▸ Исходный фрагмент
'''
Одним из самых талантливых его учеников был И. В. Буяльский, ставший затем известным профессором. Это был хирург-виртуоз, хирург-новатор, он ввел много новых операций, применил крахмальную повязку при переломах и вывихах конечностей (прообраз будущей пироговской гипсовой повязки). Он был и отличным анатомом; прошел путь от помощника прозектора до профессора Медико-хирургической академии и хорошо понимал значение анатомии для хирургии. В совершенстве владея тогдашней хирургической техникой, Буяльский был очень осторожен в назначении операций; он с полным основанием считал, что хирургическое вмешательство — последнее лечебное средство.
'''
▸ Выборка строк
'''
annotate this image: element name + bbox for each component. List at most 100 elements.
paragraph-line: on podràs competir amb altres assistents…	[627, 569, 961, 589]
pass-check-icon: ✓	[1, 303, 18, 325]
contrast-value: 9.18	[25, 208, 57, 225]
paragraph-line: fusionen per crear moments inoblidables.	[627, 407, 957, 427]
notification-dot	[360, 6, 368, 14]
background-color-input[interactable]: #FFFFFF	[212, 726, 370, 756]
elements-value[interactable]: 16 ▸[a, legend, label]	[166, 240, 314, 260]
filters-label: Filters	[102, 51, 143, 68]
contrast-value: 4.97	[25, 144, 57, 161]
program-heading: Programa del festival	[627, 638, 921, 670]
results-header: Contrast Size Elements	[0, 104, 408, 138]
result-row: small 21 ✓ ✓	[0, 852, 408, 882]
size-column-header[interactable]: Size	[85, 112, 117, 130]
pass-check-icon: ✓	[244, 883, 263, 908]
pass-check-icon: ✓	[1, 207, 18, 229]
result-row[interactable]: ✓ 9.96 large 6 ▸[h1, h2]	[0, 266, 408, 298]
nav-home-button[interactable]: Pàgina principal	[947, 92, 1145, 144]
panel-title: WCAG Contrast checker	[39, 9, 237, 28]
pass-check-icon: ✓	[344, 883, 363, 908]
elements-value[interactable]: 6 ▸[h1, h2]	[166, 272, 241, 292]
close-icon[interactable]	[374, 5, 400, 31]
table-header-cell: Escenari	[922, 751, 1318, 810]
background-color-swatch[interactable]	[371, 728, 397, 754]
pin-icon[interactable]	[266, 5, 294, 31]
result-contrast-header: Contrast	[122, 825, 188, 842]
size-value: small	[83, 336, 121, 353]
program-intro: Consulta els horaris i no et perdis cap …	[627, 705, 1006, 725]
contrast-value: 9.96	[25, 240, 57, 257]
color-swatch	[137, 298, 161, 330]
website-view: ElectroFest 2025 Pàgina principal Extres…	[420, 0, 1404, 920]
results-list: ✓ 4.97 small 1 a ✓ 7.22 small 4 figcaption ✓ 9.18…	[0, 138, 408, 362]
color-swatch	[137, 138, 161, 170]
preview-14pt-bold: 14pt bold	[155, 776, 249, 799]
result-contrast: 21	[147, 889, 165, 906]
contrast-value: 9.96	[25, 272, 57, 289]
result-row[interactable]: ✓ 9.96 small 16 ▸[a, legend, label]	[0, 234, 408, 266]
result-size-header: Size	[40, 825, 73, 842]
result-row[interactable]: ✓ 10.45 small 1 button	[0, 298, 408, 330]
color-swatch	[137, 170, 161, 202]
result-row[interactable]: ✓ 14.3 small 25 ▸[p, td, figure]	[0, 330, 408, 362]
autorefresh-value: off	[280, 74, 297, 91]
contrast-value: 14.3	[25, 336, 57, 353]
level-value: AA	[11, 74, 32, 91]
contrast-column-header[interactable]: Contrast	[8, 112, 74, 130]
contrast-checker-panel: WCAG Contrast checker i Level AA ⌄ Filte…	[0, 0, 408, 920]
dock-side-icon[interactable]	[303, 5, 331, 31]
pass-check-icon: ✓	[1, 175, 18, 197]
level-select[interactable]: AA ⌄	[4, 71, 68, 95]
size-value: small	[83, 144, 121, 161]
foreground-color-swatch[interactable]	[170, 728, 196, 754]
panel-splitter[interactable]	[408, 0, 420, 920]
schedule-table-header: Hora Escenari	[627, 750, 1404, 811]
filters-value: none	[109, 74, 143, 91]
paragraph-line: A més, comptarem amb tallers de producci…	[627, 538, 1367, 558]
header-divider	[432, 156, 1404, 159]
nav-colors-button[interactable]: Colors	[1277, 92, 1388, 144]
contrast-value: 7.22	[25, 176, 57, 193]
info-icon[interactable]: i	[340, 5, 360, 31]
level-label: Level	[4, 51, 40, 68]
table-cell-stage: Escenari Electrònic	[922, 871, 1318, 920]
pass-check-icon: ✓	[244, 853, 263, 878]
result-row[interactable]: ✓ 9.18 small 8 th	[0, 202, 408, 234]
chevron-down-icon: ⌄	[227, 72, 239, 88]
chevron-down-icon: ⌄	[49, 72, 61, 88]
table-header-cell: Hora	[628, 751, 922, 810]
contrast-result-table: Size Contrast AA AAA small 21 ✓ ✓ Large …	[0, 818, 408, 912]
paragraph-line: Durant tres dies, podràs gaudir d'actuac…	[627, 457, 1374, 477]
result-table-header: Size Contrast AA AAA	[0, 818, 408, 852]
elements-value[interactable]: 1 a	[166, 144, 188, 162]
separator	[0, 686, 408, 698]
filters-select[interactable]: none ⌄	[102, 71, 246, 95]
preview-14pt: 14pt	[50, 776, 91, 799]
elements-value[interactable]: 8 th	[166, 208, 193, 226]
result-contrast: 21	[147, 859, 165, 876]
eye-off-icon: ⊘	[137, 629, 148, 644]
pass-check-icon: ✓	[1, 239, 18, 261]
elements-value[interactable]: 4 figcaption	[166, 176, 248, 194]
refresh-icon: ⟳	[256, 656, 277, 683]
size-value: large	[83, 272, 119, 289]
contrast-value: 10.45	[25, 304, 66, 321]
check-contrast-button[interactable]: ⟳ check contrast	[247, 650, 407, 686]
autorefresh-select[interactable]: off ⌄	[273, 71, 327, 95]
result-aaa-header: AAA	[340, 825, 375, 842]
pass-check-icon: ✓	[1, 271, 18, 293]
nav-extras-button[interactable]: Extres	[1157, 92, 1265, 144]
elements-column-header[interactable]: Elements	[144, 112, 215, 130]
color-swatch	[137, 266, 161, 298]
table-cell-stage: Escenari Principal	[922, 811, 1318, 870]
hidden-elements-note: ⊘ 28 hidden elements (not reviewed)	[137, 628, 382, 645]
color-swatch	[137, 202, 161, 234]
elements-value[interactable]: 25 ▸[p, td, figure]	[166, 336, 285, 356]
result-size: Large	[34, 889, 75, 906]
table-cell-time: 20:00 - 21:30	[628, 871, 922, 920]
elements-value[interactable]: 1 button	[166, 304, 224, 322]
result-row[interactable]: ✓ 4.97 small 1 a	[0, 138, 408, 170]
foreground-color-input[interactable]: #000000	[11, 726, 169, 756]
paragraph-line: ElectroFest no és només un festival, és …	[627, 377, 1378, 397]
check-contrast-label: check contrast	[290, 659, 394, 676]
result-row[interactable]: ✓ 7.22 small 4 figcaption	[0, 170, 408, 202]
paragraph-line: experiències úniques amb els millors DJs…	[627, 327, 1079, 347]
'''
▸ Задания для выполнения
#1 Напечатайте часть текста о Буяльском от «Одним из самых» до «последнее лечебное средство.» включительно.
#2 Какую повязку, согласно тексту о Буяльском, он применил при переломах и вывихах конечностей?
#3 Определите, согласуются ли с текстом о Буяльском следующие утверждения. (a) Буяльский начинал с должности помощника прозектора. (b) Буяльский легко и часто назначал операции. (c) Гипсовую повязку ввел сам Буяльский.

▸ Результаты заданий
#1
Одним из самых талантливых его учеников был И. В. Буяльский, ставший затем известным профессором. Это был хирург-виртуоз, хирург-новатор, он ввел много новых операций, применил крахмальную повязку при переломах и вывихах конечностей (прообраз будущей пироговской гипсовой повязки). Он был и отличным анатомом; прошел путь от помощника прозектора до профессора Медико-хирургической академии и хорошо понимал значение анатомии для хирургии. В совершенстве владея тогдашней хирургической техникой, Буяльский был очень осторожен в назначении операций; он с полным основанием считал, что хирургическое вмешательство — последнее лечебное средство.

#2 Крахмальную повязку.

#3
(a) Да: «прошел путь от помощника прозектора до профессора Медико-хирургической академии».
(b) Нет: «Буяльский был очень осторожен в назначении операций».
(c) Нет: «прообраз будущей пироговской гипсовой повязки».